- _Your task_
Beneath this task is a listing; retype all of it exactly.
---- Exercise materials
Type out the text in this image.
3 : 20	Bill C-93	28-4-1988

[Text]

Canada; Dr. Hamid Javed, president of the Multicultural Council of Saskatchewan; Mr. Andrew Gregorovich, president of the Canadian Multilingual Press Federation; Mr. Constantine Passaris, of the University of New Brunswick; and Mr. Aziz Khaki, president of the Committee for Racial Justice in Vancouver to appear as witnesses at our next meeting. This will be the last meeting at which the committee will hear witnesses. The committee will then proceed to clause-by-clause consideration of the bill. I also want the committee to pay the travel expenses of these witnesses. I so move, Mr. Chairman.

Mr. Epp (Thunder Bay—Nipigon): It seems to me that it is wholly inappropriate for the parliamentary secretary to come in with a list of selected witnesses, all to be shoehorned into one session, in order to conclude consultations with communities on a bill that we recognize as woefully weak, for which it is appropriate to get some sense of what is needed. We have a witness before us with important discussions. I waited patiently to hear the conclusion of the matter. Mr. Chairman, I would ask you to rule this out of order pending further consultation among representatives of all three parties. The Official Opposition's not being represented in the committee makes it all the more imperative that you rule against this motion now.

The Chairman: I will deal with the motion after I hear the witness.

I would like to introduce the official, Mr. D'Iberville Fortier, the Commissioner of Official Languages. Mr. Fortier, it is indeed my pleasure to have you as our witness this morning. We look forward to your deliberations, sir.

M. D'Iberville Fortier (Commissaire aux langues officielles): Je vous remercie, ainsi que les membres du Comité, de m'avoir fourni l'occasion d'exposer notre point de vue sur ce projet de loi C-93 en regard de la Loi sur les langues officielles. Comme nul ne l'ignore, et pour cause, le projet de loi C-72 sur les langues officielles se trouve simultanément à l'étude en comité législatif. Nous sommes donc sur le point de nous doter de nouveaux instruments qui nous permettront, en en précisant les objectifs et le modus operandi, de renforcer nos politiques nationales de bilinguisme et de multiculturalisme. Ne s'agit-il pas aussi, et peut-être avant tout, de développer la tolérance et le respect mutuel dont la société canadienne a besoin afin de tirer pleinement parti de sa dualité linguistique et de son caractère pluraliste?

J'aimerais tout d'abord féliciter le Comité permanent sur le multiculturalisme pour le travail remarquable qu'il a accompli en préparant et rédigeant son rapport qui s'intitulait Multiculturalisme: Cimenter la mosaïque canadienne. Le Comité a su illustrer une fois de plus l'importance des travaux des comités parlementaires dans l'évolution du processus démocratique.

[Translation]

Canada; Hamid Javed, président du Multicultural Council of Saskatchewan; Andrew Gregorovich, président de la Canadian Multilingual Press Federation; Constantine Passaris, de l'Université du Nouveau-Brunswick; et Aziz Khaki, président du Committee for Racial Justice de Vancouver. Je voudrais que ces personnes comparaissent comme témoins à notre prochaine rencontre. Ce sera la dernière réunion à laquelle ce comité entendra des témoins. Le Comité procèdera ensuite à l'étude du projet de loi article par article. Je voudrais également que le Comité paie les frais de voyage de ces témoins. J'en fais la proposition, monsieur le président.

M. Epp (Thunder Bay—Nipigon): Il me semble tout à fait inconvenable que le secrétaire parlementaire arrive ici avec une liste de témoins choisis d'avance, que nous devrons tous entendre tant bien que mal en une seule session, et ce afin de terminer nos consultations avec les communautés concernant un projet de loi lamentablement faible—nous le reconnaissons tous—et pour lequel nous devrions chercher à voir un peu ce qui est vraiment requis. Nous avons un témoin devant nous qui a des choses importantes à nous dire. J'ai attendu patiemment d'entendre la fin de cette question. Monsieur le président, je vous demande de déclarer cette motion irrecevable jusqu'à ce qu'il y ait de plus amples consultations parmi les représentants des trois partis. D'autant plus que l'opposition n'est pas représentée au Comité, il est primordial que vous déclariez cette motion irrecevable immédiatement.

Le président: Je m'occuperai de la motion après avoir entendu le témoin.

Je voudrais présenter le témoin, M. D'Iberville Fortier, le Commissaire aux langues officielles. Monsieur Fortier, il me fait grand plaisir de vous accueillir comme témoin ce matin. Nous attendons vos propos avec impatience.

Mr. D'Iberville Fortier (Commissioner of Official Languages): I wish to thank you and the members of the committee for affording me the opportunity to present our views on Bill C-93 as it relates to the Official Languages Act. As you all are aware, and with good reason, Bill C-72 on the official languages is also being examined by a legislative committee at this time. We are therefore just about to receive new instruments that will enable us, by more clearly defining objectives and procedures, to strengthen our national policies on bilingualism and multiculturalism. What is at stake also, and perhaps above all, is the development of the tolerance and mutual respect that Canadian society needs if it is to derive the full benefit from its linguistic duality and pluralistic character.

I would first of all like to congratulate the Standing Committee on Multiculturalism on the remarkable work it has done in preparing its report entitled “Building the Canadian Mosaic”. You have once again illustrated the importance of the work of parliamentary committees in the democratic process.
--------
- _Solved exercise_
Type out the text in this image.
3 : 20	Bill C-93	28-4-1988

[Text]

Canada; Dr. Hamid Javed, president of the Multicultural Council of Saskatchewan; Mr. Andrew Gregorovich, president of the Canadian Multilingual Press Federation; Mr. Constantine Passaris, of the University of New Brunswick; and Mr. Aziz Khaki, president of the Committee for Racial Justice in Vancouver to appear as witnesses at our next meeting. This will be the last meeting at which the committee will hear witnesses. The committee will then proceed to clause-by-clause consideration of the bill. I also want the committee to pay the travel expenses of these witnesses. I so move, Mr. Chairman.

Mr. Epp (Thunder Bay—Nipigon): It seems to me that it is wholly inappropriate for the parliamentary secretary to come in with a list of selected witnesses, all to be shoehorned into one session, in order to conclude consultations with communities on a bill that we recognize as woefully weak, for which it is appropriate to get some sense of what is needed. We have a witness before us with important discussions. I waited patiently to hear the conclusion of the matter. Mr. Chairman, I would ask you to rule this out of order pending further consultation among representatives of all three parties. The Official Opposition's not being represented in the committee makes it all the more imperative that you rule against this motion now.

The Chairman: I will deal with the motion after I hear the witness.

I would like to introduce the official, Mr. D'Iberville Fortier, the Commissioner of Official Languages. Mr. Fortier, it is indeed my pleasure to have you as our witness this morning. We look forward to your deliberations, sir.

M. D'Iberville Fortier (Commissaire aux langues officielles): Je vous remercie, ainsi que les membres du Comité, de m'avoir fourni l'occasion d'exposer notre point de vue sur ce projet de loi C-93 en regard de la Loi sur les langues officielles. Comme nul ne l'ignore, et pour cause, le projet de loi C-72 sur les langues officielles se trouve simultanément à l'étude en comité législatif. Nous sommes donc sur le point de nous doter de nouveaux instruments qui nous permettront, en en précisant les objectifs et le modus operandi, de renforcer nos politiques nationales de bilinguisme et de multiculturalisme. Ne s'agit-il pas aussi, et peut-être avant tout, de développer la tolérance et le respect mutuel dont la société canadienne a besoin afin de tirer pleinement parti de sa dualité linguistique et de son caractère pluraliste?

J'aimerais tout d'abord féliciter le Comité permanent sur le multiculturalisme pour le travail remarquable qu'il a accompli en préparant et rédigeant son rapport qui s'intitulait Multiculturalisme: Cimenter la mosaïque canadienne. Le Comité a su illustrer une fois de plus l'importance des travaux des comités parlementaires dans l'évolution du processus démocratique.

[Translation]

Canada; Hamid Javed, président du Multicultural Council of Saskatchewan; Andrew Gregorovich, président de la Canadian Multilingual Press Federation; Constantine Passaris, de l'Université du Nouveau-Brunswick; et Aziz Khaki, président du Committee for Racial Justice de Vancouver. Je voudrais que ces personnes comparaissent comme témoins à notre prochaine rencontre. Ce sera la dernière réunion à laquelle ce comité entendra des témoins. Le Comité procèdera ensuite à l'étude du projet de loi article par article. Je voudrais également que le Comité paie les frais de voyage de ces témoins. J'en fais la proposition, monsieur le président.

M. Epp (Thunder Bay—Nipigon): Il me semble tout à fait inconvenable que le secrétaire parlementaire arrive ici avec une liste de témoins choisis d'avance, que nous devrons tous entendre tant bien que mal en une seule session, et ce afin de terminer nos consultations avec les communautés concernant un projet de loi lamentablement faible—nous le reconnaissons tous—et pour lequel nous devrions chercher à voir un peu ce qui est vraiment requis. Nous avons un témoin devant nous qui a des choses importantes à nous dire. J'ai attendu patiemment d'entendre la fin de cette question. Monsieur le président, je vous demande de déclarer cette motion irrecevable jusqu'à ce qu'il y ait de plus amples consultations parmi les représentants des trois partis. D'autant plus que l'opposition n'est pas représentée au Comité, il est primordial que vous déclariez cette motion irrecevable immédiatement.

Le président: Je m'occuperai de la motion après avoir entendu le témoin.

Je voudrais présenter le témoin, M. D'Iberville Fortier, le Commissaire aux langues officielles. Monsieur Fortier, il me fait grand plaisir de vous accueillir comme témoin ce matin. Nous attendons vos propos avec impatience.

Mr. D'Iberville Fortier (Commissioner of Official Languages): I wish to thank you and the members of the committee for affording me the opportunity to present our views on Bill C-93 as it relates to the Official Languages Act. As you all are aware, and with good reason, Bill C-72 on the official languages is also being examined by a legislative committee at this time. We are therefore just about to receive new instruments that will enable us, by more clearly defining objectives and procedures, to strengthen our national policies on bilingualism and multiculturalism. What is at stake also, and perhaps above all, is the development of the tolerance and mutual respect that Canadian society needs if it is to derive the full benefit from its linguistic duality and pluralistic character.

I would first of all like to congratulate the Standing Committee on Multiculturalism on the remarkable work it has done in preparing its report entitled “Building the Canadian Mosaic”. You have once again illustrated the importance of the work of parliamentary committees in the democratic process.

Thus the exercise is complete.